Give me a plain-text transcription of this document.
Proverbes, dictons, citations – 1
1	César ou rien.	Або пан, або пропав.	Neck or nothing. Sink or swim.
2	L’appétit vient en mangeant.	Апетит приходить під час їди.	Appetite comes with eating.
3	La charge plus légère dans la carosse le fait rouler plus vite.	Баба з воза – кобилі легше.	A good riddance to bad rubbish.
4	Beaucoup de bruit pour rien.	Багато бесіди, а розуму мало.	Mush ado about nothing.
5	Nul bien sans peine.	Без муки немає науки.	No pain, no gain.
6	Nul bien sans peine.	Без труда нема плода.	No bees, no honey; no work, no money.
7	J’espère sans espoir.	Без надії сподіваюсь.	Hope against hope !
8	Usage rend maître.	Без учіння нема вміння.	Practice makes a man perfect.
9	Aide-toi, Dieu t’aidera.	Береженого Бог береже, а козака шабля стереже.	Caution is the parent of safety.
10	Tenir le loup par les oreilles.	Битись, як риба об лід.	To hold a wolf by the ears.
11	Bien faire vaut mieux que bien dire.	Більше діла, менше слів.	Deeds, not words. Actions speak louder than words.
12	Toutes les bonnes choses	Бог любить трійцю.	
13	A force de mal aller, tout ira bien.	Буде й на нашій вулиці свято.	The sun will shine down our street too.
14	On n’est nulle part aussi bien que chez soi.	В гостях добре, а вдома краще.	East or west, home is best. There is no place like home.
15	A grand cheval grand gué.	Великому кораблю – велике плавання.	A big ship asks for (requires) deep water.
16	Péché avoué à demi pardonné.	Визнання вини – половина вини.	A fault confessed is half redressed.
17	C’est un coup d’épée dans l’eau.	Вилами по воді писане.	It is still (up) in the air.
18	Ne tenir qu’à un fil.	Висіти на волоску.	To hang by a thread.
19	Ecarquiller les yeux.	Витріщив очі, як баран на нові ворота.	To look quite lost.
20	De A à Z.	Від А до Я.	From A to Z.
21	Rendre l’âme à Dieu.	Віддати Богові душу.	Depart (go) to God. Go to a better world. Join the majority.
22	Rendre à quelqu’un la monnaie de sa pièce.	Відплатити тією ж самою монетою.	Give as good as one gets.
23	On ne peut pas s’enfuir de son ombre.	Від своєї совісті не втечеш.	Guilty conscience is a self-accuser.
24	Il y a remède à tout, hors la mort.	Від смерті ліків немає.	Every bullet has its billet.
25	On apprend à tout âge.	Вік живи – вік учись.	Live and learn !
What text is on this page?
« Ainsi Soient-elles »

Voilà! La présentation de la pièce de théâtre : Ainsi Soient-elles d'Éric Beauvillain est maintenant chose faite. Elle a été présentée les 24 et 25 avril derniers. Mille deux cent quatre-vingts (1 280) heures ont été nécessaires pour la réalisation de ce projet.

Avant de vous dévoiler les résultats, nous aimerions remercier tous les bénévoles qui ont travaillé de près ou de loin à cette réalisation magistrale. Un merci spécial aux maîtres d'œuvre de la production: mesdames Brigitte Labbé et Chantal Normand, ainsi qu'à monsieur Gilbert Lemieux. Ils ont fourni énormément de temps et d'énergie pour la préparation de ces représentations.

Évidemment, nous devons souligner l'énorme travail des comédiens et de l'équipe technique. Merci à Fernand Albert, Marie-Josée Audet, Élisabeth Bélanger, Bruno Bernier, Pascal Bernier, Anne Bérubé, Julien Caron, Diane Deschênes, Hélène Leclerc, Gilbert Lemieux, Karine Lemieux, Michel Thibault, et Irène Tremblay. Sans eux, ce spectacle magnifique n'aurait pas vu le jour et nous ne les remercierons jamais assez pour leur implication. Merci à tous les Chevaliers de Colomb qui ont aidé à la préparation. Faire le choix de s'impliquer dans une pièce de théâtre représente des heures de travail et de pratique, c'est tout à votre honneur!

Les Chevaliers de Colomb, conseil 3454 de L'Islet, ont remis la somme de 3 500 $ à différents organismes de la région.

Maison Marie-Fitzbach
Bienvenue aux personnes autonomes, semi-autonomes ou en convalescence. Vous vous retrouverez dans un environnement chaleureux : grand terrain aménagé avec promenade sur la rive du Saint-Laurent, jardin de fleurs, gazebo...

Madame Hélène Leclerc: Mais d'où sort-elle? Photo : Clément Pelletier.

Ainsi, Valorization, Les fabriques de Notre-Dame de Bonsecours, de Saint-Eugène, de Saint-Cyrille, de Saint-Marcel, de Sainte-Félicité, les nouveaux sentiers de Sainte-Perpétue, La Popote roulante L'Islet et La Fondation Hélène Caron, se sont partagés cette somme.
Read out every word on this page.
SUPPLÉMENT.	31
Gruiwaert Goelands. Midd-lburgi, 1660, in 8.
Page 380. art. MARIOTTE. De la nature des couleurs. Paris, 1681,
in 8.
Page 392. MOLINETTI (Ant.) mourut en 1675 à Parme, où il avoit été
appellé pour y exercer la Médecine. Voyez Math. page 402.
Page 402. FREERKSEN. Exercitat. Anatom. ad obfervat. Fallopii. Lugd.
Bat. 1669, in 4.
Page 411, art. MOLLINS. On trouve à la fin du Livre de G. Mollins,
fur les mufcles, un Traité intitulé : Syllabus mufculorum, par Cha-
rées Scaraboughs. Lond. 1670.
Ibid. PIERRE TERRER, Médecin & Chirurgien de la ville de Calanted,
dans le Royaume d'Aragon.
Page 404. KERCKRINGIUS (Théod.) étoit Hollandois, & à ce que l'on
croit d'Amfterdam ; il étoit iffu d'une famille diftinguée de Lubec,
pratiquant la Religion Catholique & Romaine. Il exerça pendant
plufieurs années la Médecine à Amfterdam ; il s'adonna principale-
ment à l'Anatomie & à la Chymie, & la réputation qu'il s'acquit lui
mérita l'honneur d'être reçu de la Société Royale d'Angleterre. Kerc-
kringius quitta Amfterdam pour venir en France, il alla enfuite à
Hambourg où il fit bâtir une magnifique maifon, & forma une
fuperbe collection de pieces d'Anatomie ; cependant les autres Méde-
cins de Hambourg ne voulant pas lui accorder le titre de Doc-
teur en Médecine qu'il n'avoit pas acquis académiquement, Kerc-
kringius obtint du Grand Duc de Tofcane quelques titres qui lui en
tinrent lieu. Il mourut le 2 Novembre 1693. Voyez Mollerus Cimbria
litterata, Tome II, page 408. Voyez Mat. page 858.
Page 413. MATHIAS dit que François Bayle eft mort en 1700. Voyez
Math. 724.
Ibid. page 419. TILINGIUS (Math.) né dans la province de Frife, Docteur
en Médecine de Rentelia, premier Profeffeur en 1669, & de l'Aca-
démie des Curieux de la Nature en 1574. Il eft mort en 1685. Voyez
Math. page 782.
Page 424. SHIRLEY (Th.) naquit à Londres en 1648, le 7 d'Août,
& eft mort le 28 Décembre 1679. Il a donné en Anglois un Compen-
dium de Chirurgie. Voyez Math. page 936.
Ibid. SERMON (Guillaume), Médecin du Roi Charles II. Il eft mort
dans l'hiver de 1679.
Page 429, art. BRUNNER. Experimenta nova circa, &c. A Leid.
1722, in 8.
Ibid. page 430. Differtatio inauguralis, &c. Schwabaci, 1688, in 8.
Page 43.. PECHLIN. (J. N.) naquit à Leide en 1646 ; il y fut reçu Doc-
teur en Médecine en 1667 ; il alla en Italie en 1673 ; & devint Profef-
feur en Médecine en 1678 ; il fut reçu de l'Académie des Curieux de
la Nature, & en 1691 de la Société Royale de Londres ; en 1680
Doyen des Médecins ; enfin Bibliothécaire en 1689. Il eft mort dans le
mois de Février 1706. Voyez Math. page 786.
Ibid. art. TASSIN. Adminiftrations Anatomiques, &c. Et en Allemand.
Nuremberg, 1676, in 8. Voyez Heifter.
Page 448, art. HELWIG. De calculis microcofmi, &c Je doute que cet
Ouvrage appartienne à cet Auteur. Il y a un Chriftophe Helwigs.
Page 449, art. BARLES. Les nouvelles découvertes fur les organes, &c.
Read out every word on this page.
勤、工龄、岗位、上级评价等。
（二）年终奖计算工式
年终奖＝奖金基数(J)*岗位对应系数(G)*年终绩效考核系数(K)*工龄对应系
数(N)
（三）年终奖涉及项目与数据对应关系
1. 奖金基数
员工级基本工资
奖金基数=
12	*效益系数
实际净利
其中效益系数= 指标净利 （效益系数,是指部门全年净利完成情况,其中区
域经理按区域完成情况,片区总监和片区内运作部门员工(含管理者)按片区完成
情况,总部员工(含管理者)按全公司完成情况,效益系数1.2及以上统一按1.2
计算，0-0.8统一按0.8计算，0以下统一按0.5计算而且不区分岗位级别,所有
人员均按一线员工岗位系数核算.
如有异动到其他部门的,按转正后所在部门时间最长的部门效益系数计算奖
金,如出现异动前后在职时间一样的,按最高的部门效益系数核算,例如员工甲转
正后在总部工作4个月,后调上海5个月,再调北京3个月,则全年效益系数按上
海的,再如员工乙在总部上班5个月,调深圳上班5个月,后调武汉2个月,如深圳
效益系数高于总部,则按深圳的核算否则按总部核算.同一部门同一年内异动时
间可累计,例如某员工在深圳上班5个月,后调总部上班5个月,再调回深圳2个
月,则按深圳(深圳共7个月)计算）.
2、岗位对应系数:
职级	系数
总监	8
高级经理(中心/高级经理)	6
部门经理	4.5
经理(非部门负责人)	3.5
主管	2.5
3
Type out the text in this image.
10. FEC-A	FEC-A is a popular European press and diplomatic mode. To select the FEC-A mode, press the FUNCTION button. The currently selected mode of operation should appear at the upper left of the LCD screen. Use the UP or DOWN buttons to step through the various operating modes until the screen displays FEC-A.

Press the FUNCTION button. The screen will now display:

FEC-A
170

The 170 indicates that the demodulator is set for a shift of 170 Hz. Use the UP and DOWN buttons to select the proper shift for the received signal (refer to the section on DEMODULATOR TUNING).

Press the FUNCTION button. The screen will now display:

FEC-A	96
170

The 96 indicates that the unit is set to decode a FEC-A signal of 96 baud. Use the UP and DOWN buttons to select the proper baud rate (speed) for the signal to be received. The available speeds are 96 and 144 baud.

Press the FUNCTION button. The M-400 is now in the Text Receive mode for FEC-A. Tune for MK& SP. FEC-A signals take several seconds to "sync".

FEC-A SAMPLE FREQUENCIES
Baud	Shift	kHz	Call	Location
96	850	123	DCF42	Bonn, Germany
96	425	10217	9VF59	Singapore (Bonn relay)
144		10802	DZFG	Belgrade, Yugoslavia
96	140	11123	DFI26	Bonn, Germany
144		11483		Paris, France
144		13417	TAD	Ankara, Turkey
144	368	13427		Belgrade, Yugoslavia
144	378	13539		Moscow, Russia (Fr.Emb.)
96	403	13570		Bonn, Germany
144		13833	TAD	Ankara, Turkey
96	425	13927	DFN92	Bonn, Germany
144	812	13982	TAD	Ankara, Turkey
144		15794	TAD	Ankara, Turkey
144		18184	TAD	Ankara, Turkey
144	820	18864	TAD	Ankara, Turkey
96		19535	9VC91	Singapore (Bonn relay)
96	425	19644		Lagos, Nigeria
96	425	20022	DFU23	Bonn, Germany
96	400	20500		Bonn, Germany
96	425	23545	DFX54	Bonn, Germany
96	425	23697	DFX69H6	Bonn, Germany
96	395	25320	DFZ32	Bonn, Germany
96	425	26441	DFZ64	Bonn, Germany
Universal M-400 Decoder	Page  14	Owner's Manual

+ + + + +

▸ Direction
Identify all lines where the word "немає" shows up. Copy them.

▸ Written solution
5	Nul bien sans peine.	Без муки немає науки.	No pain, no gain.
24	Il y a remède à tout, hors la mort.	Від смерті ліків немає.	Every bullet has its billet.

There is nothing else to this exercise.